■ WHAT YOU ARE ASKED TO DO: Skip any picture you find and retype all the remaining lines exactly.

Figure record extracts
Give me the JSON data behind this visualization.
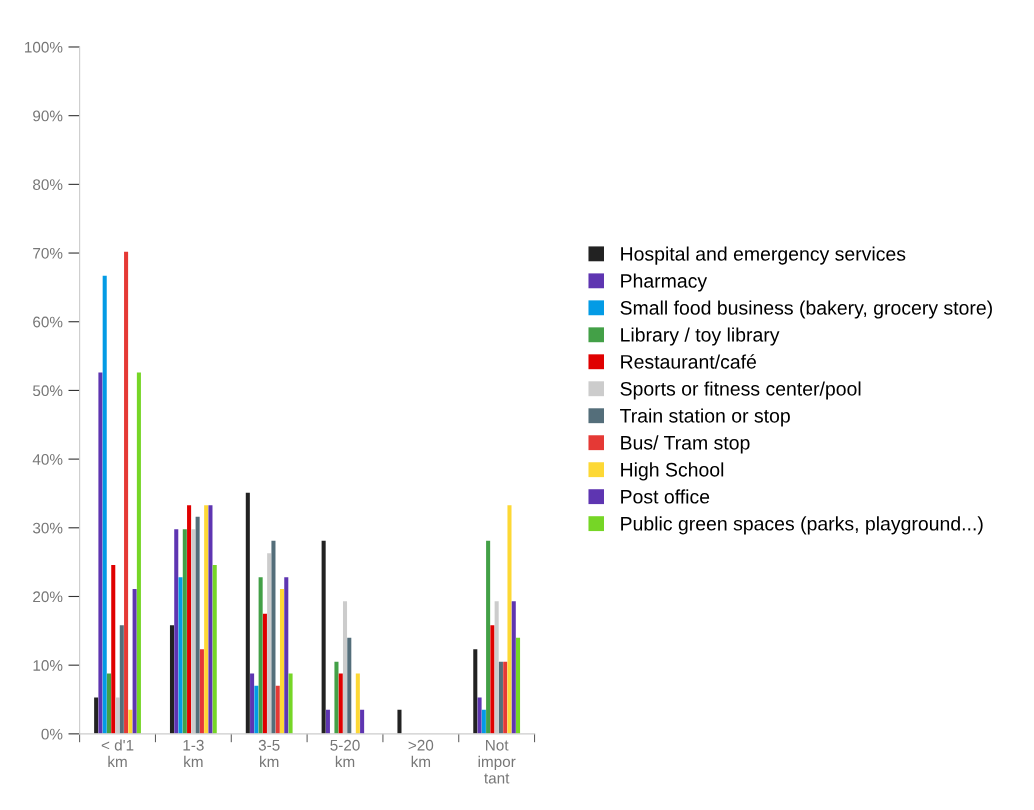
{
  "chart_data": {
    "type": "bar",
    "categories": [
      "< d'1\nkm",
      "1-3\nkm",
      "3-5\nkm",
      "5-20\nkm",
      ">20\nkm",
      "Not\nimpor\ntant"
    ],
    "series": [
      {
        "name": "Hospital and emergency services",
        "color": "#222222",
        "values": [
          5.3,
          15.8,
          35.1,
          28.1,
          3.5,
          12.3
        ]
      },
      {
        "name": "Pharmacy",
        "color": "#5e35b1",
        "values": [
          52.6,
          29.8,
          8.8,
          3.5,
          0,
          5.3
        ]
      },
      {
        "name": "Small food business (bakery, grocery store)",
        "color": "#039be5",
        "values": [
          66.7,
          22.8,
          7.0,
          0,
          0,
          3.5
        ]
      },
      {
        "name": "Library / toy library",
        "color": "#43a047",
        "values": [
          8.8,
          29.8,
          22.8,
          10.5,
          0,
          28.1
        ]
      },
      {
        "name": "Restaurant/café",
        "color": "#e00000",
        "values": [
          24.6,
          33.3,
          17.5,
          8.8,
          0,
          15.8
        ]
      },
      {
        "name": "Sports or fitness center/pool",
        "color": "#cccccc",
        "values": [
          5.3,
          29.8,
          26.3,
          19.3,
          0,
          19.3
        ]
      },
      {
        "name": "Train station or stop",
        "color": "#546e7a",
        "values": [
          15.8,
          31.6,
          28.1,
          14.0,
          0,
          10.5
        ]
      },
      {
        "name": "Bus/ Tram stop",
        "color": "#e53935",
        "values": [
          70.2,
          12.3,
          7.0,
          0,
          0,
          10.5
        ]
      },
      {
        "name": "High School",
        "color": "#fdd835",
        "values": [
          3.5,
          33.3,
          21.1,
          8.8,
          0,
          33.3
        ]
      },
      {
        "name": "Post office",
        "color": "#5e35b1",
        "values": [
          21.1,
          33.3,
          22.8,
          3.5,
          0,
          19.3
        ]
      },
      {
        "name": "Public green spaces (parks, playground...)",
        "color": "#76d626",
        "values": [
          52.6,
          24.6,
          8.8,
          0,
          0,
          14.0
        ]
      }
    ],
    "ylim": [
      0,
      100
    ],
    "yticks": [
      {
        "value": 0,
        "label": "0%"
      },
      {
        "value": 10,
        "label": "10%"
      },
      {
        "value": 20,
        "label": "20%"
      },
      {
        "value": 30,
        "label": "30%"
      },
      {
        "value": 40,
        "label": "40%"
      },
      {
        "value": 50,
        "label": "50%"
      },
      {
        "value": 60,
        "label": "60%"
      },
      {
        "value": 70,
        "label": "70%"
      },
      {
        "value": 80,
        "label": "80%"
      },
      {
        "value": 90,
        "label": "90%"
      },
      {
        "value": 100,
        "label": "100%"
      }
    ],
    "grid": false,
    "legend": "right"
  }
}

■ SOLUTION TO THIS PROBLEM:
Give me the JSON data behind this visualization.
{
  "chart_data": {
    "type": "bar",
    "categories": [
      "< d'1\nkm",
      "1-3\nkm",
      "3-5\nkm",
      "5-20\nkm",
      ">20\nkm",
      "Not\nimpor\ntant"
    ],
    "series": [
      {
        "name": "Hospital and emergency services",
        "color": "#222222",
        "values": [
          5.3,
          15.8,
          35.1,
          28.1,
          3.5,
          12.3
        ]
      },
      {
        "name": "Pharmacy",
        "color": "#5e35b1",
        "values": [
          52.6,
          29.8,
          8.8,
          3.5,
          0,
          5.3
        ]
      },
      {
        "name": "Small food business (bakery, grocery store)",
        "color": "#039be5",
        "values": [
          66.7,
          22.8,
          7.0,
          0,
          0,
          3.5
        ]
      },
      {
        "name": "Library / toy library",
        "color": "#43a047",
        "values": [
          8.8,
          29.8,
          22.8,
          10.5,
          0,
          28.1
        ]
      },
      {
        "name": "Restaurant/café",
        "color": "#e00000",
        "values": [
          24.6,
          33.3,
          17.5,
          8.8,
          0,
          15.8
        ]
      },
      {
        "name": "Sports or fitness center/pool",
        "color": "#cccccc",
        "values": [
          5.3,
          29.8,
          26.3,
          19.3,
          0,
          19.3
        ]
      },
      {
        "name": "Train station or stop",
        "color": "#546e7a",
        "values": [
          15.8,
          31.6,
          28.1,
          14.0,
          0,
          10.5
        ]
      },
      {
        "name": "Bus/ Tram stop",
        "color": "#e53935",
        "values": [
          70.2,
          12.3,
          7.0,
          0,
          0,
          10.5
        ]
      },
      {
        "name": "High School",
        "color": "#fdd835",
        "values": [
          3.5,
          33.3,
          21.1,
          8.8,
          0,
          33.3
        ]
      },
      {
        "name": "Post office",
        "color": "#5e35b1",
        "values": [
          21.1,
          33.3,
          22.8,
          3.5,
          0,
          19.3
        ]
      },
      {
        "name": "Public green spaces (parks, playground...)",
        "color": "#76d626",
        "values": [
          52.6,
          24.6,
          8.8,
          0,
          0,
          14.0
        ]
      }
    ],
    "ylim": [
      0,
      100
    ],
    "yticks": [
      {
        "value": 0,
        "label": "0%"
      },
      {
        "value": 10,
        "label": "10%"
      },
      {
        "value": 20,
        "label": "20%"
      },
      {
        "value": 30,
        "label": "30%"
      },
      {
        "value": 40,
        "label": "40%"
      },
      {
        "value": 50,
        "label": "50%"
      },
      {
        "value": 60,
        "label": "60%"
      },
      {
        "value": 70,
        "label": "70%"
      },
      {
        "value": 80,
        "label": "80%"
      },
      {
        "value": 90,
        "label": "90%"
      },
      {
        "value": 100,
        "label": "100%"
      }
    ],
    "grid": false,
    "legend": "right"
  }
}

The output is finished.